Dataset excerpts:
------------------------------------------------------------------------

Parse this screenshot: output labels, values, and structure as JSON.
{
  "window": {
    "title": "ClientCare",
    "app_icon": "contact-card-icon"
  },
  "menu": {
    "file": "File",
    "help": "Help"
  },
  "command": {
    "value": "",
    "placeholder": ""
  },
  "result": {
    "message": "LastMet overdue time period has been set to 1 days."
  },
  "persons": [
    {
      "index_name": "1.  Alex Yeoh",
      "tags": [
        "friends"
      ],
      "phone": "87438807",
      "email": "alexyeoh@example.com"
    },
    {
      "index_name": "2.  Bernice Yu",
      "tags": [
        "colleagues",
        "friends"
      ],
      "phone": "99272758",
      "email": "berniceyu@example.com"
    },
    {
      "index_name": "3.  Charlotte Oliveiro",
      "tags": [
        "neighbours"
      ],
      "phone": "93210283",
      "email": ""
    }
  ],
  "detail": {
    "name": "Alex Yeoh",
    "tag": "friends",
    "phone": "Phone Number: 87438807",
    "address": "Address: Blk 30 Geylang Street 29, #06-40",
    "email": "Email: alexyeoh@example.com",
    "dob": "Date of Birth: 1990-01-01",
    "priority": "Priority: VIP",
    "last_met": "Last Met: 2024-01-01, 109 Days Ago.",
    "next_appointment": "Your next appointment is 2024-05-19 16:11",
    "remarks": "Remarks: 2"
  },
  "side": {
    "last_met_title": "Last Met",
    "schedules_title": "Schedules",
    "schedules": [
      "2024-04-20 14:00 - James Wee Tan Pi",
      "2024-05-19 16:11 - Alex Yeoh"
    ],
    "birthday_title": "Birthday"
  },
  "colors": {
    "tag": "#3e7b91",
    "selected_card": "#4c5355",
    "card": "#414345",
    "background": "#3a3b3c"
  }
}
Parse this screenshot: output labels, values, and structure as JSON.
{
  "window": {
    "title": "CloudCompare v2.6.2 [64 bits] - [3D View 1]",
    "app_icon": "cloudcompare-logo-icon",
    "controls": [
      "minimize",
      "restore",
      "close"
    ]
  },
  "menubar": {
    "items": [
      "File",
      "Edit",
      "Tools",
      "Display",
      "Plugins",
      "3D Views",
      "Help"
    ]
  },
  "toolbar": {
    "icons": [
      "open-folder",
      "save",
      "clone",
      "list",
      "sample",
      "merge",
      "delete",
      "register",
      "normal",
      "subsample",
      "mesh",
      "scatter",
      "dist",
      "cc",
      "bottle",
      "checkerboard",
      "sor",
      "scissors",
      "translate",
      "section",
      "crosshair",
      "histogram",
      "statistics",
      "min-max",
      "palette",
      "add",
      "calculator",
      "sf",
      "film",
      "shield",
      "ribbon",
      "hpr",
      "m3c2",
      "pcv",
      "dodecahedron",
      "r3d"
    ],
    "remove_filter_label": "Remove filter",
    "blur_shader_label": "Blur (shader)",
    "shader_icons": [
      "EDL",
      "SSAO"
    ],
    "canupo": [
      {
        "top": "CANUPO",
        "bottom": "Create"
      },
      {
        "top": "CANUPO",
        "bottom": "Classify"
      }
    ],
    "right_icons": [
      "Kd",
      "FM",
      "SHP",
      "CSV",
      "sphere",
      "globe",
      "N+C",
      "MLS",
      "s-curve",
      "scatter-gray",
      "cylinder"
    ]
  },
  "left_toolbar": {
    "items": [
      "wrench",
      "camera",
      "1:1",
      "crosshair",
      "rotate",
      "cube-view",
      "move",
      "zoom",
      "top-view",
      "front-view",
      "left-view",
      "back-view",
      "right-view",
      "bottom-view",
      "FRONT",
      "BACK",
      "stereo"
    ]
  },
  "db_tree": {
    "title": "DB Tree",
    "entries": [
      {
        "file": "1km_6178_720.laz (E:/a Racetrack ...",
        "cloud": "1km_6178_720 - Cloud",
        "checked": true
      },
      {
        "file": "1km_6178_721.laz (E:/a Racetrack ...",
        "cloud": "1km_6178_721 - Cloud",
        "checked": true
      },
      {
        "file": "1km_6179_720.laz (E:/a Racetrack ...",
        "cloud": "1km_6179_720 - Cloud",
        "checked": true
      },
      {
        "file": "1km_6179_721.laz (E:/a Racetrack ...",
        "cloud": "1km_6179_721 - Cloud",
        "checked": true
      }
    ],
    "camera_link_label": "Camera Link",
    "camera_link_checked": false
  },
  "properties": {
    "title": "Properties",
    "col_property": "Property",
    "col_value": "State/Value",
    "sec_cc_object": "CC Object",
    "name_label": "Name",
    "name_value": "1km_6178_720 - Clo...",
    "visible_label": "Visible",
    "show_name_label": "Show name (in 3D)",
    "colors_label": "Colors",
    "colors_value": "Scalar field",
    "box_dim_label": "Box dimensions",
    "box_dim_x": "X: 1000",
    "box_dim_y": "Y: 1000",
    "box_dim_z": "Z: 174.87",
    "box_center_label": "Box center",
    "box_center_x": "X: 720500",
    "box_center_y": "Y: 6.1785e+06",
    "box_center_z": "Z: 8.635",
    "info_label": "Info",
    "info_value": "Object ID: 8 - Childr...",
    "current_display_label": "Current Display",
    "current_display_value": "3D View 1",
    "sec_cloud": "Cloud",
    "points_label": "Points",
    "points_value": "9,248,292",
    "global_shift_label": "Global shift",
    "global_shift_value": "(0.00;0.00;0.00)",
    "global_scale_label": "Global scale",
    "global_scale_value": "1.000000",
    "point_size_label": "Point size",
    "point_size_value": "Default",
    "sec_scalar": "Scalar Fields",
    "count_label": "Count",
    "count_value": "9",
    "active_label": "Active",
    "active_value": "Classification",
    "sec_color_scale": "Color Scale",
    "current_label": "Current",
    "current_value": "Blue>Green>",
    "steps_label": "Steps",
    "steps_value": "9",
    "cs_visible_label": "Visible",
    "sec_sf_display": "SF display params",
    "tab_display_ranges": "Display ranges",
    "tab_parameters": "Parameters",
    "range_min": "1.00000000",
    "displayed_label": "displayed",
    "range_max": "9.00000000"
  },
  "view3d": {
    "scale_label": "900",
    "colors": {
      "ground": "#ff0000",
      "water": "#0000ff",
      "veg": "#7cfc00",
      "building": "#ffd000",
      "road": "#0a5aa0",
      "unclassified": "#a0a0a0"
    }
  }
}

------------------------------------------------------------------------

What needs to be done — Exactly reproduce every line found in the records.

Reply to the task —
Parse this screenshot: output labels, values, and structure as JSON.
{
  "window": {
    "title": "ClientCare",
    "app_icon": "contact-card-icon"
  },
  "menu": {
    "file": "File",
    "help": "Help"
  },
  "command": {
    "value": "",
    "placeholder": ""
  },
  "result": {
    "message": "LastMet overdue time period has been set to 1 days."
  },
  "persons": [
    {
      "index_name": "1.  Alex Yeoh",
      "tags": [
        "friends"
      ],
      "phone": "87438807",
      "email": "alexyeoh@example.com"
    },
    {
      "index_name": "2.  Bernice Yu",
      "tags": [
        "colleagues",
        "friends"
      ],
      "phone": "99272758",
      "email": "berniceyu@example.com"
    },
    {
      "index_name": "3.  Charlotte Oliveiro",
      "tags": [
        "neighbours"
      ],
      "phone": "93210283",
      "email": ""
    }
  ],
  "detail": {
    "name": "Alex Yeoh",
    "tag": "friends",
    "phone": "Phone Number: 87438807",
    "address": "Address: Blk 30 Geylang Street 29, #06-40",
    "email": "Email: alexyeoh@example.com",
    "dob": "Date of Birth: 1990-01-01",
    "priority": "Priority: VIP",
    "last_met": "Last Met: 2024-01-01, 109 Days Ago.",
    "next_appointment": "Your next appointment is 2024-05-19 16:11",
    "remarks": "Remarks: 2"
  },
  "side": {
    "last_met_title": "Last Met",
    "schedules_title": "Schedules",
    "schedules": [
      "2024-04-20 14:00 - James Wee Tan Pi",
      "2024-05-19 16:11 - Alex Yeoh"
    ],
    "birthday_title": "Birthday"
  },
  "colors": {
    "tag": "#3e7b91",
    "selected_card": "#4c5355",
    "card": "#414345",
    "background": "#3a3b3c"
  }
}
Parse this screenshot: output labels, values, and structure as JSON.
{
  "window": {
    "title": "CloudCompare v2.6.2 [64 bits] - [3D View 1]",
    "app_icon": "cloudcompare-logo-icon",
    "controls": [
      "minimize",
      "restore",
      "close"
    ]
  },
  "menubar": {
    "items": [
      "File",
      "Edit",
      "Tools",
      "Display",
      "Plugins",
      "3D Views",
      "Help"
    ]
  },
  "toolbar": {
    "icons": [
      "open-folder",
      "save",
      "clone",
      "list",
      "sample",
      "merge",
      "delete",
      "register",
      "normal",
      "subsample",
      "mesh",
      "scatter",
      "dist",
      "cc",
      "bottle",
      "checkerboard",
      "sor",
      "scissors",
      "translate",
      "section",
      "crosshair",
      "histogram",
      "statistics",
      "min-max",
      "palette",
      "add",
      "calculator",
      "sf",
      "film",
      "shield",
      "ribbon",
      "hpr",
      "m3c2",
      "pcv",
      "dodecahedron",
      "r3d"
    ],
    "remove_filter_label": "Remove filter",
    "blur_shader_label": "Blur (shader)",
    "shader_icons": [
      "EDL",
      "SSAO"
    ],
    "canupo": [
      {
        "top": "CANUPO",
        "bottom": "Create"
      },
      {
        "top": "CANUPO",
        "bottom": "Classify"
      }
    ],
    "right_icons": [
      "Kd",
      "FM",
      "SHP",
      "CSV",
      "sphere",
      "globe",
      "N+C",
      "MLS",
      "s-curve",
      "scatter-gray",
      "cylinder"
    ]
  },
  "left_toolbar": {
    "items": [
      "wrench",
      "camera",
      "1:1",
      "crosshair",
      "rotate",
      "cube-view",
      "move",
      "zoom",
      "top-view",
      "front-view",
      "left-view",
      "back-view",
      "right-view",
      "bottom-view",
      "FRONT",
      "BACK",
      "stereo"
    ]
  },
  "db_tree": {
    "title": "DB Tree",
    "entries": [
      {
        "file": "1km_6178_720.laz (E:/a Racetrack ...",
        "cloud": "1km_6178_720 - Cloud",
        "checked": true
      },
      {
        "file": "1km_6178_721.laz (E:/a Racetrack ...",
        "cloud": "1km_6178_721 - Cloud",
        "checked": true
      },
      {
        "file": "1km_6179_720.laz (E:/a Racetrack ...",
        "cloud": "1km_6179_720 - Cloud",
        "checked": true
      },
      {
        "file": "1km_6179_721.laz (E:/a Racetrack ...",
        "cloud": "1km_6179_721 - Cloud",
        "checked": true
      }
    ],
    "camera_link_label": "Camera Link",
    "camera_link_checked": false
  },
  "properties": {
    "title": "Properties",
    "col_property": "Property",
    "col_value": "State/Value",
    "sec_cc_object": "CC Object",
    "name_label": "Name",
    "name_value": "1km_6178_720 - Clo...",
    "visible_label": "Visible",
    "show_name_label": "Show name (in 3D)",
    "colors_label": "Colors",
    "colors_value": "Scalar field",
    "box_dim_label": "Box dimensions",
    "box_dim_x": "X: 1000",
    "box_dim_y": "Y: 1000",
    "box_dim_z": "Z: 174.87",
    "box_center_label": "Box center",
    "box_center_x": "X: 720500",
    "box_center_y": "Y: 6.1785e+06",
    "box_center_z": "Z: 8.635",
    "info_label": "Info",
    "info_value": "Object ID: 8 - Childr...",
    "current_display_label": "Current Display",
    "current_display_value": "3D View 1",
    "sec_cloud": "Cloud",
    "points_label": "Points",
    "points_value": "9,248,292",
    "global_shift_label": "Global shift",
    "global_shift_value": "(0.00;0.00;0.00)",
    "global_scale_label": "Global scale",
    "global_scale_value": "1.000000",
    "point_size_label": "Point size",
    "point_size_value": "Default",
    "sec_scalar": "Scalar Fields",
    "count_label": "Count",
    "count_value": "9",
    "active_label": "Active",
    "active_value": "Classification",
    "sec_color_scale": "Color Scale",
    "current_label": "Current",
    "current_value": "Blue>Green>",
    "steps_label": "Steps",
    "steps_value": "9",
    "cs_visible_label": "Visible",
    "sec_sf_display": "SF display params",
    "tab_display_ranges": "Display ranges",
    "tab_parameters": "Parameters",
    "range_min": "1.00000000",
    "displayed_label": "displayed",
    "range_max": "9.00000000"
  },
  "view3d": {
    "scale_label": "900",
    "colors": {
      "ground": "#ff0000",
      "water": "#0000ff",
      "veg": "#7cfc00",
      "building": "#ffd000",
      "road": "#0a5aa0",
      "unclassified": "#a0a0a0"
    }
  }
}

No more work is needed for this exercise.